Your instructions:
Look for "color" in each line of the entries, and return the matching lines.

** begin Items **

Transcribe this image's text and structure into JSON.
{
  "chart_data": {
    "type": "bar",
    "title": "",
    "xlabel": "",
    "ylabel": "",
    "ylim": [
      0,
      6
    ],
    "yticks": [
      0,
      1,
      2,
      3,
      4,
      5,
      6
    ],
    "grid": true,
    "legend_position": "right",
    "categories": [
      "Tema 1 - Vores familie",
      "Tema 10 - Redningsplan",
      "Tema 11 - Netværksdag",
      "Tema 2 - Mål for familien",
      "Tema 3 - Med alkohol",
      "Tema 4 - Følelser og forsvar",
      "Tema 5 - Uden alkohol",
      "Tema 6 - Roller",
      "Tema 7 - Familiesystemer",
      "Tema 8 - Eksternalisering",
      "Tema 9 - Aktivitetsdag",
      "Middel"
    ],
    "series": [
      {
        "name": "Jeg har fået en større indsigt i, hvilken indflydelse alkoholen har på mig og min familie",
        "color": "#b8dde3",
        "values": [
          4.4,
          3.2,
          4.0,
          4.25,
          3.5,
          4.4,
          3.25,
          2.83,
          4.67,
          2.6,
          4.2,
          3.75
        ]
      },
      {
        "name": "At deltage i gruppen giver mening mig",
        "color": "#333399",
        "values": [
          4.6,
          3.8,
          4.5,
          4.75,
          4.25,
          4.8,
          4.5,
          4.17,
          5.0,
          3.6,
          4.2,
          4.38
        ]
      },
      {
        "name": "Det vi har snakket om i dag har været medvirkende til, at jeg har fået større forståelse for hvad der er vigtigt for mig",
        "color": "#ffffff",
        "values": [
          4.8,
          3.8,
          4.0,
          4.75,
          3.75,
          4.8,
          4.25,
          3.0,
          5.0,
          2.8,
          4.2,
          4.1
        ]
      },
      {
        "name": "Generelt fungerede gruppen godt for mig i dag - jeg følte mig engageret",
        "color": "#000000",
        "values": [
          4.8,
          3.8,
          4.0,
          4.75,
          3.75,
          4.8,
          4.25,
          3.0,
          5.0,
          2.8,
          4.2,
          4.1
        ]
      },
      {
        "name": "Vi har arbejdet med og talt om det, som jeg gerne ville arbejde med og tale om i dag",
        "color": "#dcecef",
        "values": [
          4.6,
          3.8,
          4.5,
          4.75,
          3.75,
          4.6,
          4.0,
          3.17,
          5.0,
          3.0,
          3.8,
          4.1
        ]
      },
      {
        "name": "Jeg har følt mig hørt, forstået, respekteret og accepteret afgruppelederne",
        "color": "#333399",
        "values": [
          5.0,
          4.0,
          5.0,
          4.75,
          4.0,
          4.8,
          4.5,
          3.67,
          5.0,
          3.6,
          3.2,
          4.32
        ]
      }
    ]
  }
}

** end Items **

Answer:
        "color": "#b8dde3",
        "color": "#333399",
        "color": "#ffffff",
        "color": "#000000",
        "color": "#dcecef",
        "color": "#333399",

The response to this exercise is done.